Exercise details: Reproduce all of the material word for word.

Stored data entries
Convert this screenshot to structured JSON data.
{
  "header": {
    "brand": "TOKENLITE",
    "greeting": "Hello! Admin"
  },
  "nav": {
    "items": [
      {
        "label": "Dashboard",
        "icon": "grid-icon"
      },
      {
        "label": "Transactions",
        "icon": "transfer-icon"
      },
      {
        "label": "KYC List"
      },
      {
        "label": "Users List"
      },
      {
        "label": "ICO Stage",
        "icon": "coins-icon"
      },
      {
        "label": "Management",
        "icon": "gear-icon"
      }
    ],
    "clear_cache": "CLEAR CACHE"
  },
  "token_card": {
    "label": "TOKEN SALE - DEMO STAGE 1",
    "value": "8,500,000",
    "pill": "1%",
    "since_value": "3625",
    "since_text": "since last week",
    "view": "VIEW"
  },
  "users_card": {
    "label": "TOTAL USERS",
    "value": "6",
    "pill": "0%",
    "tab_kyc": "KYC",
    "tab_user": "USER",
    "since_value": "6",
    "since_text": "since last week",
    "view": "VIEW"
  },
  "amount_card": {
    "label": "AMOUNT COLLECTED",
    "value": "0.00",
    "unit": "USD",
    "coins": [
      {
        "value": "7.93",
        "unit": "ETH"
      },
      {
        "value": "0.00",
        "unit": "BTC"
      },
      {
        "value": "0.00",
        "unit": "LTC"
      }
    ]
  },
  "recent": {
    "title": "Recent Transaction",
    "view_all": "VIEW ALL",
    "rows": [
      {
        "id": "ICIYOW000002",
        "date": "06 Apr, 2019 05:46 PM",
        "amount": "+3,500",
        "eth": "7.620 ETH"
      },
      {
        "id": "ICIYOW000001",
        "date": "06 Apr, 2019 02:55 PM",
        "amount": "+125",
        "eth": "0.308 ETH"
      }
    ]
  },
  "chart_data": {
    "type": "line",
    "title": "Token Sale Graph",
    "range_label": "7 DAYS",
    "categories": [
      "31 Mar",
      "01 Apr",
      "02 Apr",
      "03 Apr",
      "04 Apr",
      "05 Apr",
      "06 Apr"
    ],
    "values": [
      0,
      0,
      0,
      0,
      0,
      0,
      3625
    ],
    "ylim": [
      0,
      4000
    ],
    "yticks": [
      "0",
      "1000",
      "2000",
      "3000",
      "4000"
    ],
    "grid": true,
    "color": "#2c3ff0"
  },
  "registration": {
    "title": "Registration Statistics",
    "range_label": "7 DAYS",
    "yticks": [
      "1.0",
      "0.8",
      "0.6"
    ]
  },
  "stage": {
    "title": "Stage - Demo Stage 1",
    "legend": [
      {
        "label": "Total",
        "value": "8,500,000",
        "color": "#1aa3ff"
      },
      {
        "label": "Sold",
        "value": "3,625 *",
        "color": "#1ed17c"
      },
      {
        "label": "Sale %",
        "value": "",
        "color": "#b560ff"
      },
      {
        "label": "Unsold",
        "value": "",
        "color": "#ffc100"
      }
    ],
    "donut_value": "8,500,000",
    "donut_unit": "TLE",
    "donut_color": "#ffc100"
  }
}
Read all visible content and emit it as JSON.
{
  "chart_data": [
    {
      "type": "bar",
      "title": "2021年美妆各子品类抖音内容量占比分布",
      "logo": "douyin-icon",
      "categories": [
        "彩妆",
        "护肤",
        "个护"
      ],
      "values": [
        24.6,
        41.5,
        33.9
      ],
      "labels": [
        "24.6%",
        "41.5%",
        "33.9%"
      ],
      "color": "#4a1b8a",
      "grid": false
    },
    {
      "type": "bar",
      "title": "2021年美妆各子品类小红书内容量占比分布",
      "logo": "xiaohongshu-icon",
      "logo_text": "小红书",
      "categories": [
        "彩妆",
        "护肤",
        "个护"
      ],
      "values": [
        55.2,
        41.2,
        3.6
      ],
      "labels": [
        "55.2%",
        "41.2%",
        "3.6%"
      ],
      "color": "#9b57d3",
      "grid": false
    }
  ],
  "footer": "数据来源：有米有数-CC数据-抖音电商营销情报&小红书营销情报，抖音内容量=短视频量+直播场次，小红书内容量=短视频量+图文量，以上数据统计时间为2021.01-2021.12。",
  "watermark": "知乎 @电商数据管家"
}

Answer to this exercise:
Convert this screenshot to structured JSON data.
{
  "header": {
    "brand": "TOKENLITE",
    "greeting": "Hello! Admin"
  },
  "nav": {
    "items": [
      {
        "label": "Dashboard",
        "icon": "grid-icon"
      },
      {
        "label": "Transactions",
        "icon": "transfer-icon"
      },
      {
        "label": "KYC List"
      },
      {
        "label": "Users List"
      },
      {
        "label": "ICO Stage",
        "icon": "coins-icon"
      },
      {
        "label": "Management",
        "icon": "gear-icon"
      }
    ],
    "clear_cache": "CLEAR CACHE"
  },
  "token_card": {
    "label": "TOKEN SALE - DEMO STAGE 1",
    "value": "8,500,000",
    "pill": "1%",
    "since_value": "3625",
    "since_text": "since last week",
    "view": "VIEW"
  },
  "users_card": {
    "label": "TOTAL USERS",
    "value": "6",
    "pill": "0%",
    "tab_kyc": "KYC",
    "tab_user": "USER",
    "since_value": "6",
    "since_text": "since last week",
    "view": "VIEW"
  },
  "amount_card": {
    "label": "AMOUNT COLLECTED",
    "value": "0.00",
    "unit": "USD",
    "coins": [
      {
        "value": "7.93",
        "unit": "ETH"
      },
      {
        "value": "0.00",
        "unit": "BTC"
      },
      {
        "value": "0.00",
        "unit": "LTC"
      }
    ]
  },
  "recent": {
    "title": "Recent Transaction",
    "view_all": "VIEW ALL",
    "rows": [
      {
        "id": "ICIYOW000002",
        "date": "06 Apr, 2019 05:46 PM",
        "amount": "+3,500",
        "eth": "7.620 ETH"
      },
      {
        "id": "ICIYOW000001",
        "date": "06 Apr, 2019 02:55 PM",
        "amount": "+125",
        "eth": "0.308 ETH"
      }
    ]
  },
  "chart_data": {
    "type": "line",
    "title": "Token Sale Graph",
    "range_label": "7 DAYS",
    "categories": [
      "31 Mar",
      "01 Apr",
      "02 Apr",
      "03 Apr",
      "04 Apr",
      "05 Apr",
      "06 Apr"
    ],
    "values": [
      0,
      0,
      0,
      0,
      0,
      0,
      3625
    ],
    "ylim": [
      0,
      4000
    ],
    "yticks": [
      "0",
      "1000",
      "2000",
      "3000",
      "4000"
    ],
    "grid": true,
    "color": "#2c3ff0"
  },
  "registration": {
    "title": "Registration Statistics",
    "range_label": "7 DAYS",
    "yticks": [
      "1.0",
      "0.8",
      "0.6"
    ]
  },
  "stage": {
    "title": "Stage - Demo Stage 1",
    "legend": [
      {
        "label": "Total",
        "value": "8,500,000",
        "color": "#1aa3ff"
      },
      {
        "label": "Sold",
        "value": "3,625 *",
        "color": "#1ed17c"
      },
      {
        "label": "Sale %",
        "value": "",
        "color": "#b560ff"
      },
      {
        "label": "Unsold",
        "value": "",
        "color": "#ffc100"
      }
    ],
    "donut_value": "8,500,000",
    "donut_unit": "TLE",
    "donut_color": "#ffc100"
  }
}
Read all visible content and emit it as JSON.
{
  "chart_data": [
    {
      "type": "bar",
      "title": "2021年美妆各子品类抖音内容量占比分布",
      "logo": "douyin-icon",
      "categories": [
        "彩妆",
        "护肤",
        "个护"
      ],
      "values": [
        24.6,
        41.5,
        33.9
      ],
      "labels": [
        "24.6%",
        "41.5%",
        "33.9%"
      ],
      "color": "#4a1b8a",
      "grid": false
    },
    {
      "type": "bar",
      "title": "2021年美妆各子品类小红书内容量占比分布",
      "logo": "xiaohongshu-icon",
      "logo_text": "小红书",
      "categories": [
        "彩妆",
        "护肤",
        "个护"
      ],
      "values": [
        55.2,
        41.2,
        3.6
      ],
      "labels": [
        "55.2%",
        "41.2%",
        "3.6%"
      ],
      "color": "#9b57d3",
      "grid": false
    }
  ],
  "footer": "数据来源：有米有数-CC数据-抖音电商营销情报&小红书营销情报，抖音内容量=短视频量+直播场次，小红书内容量=短视频量+图文量，以上数据统计时间为2021.01-2021.12。",
  "watermark": "知乎 @电商数据管家"
}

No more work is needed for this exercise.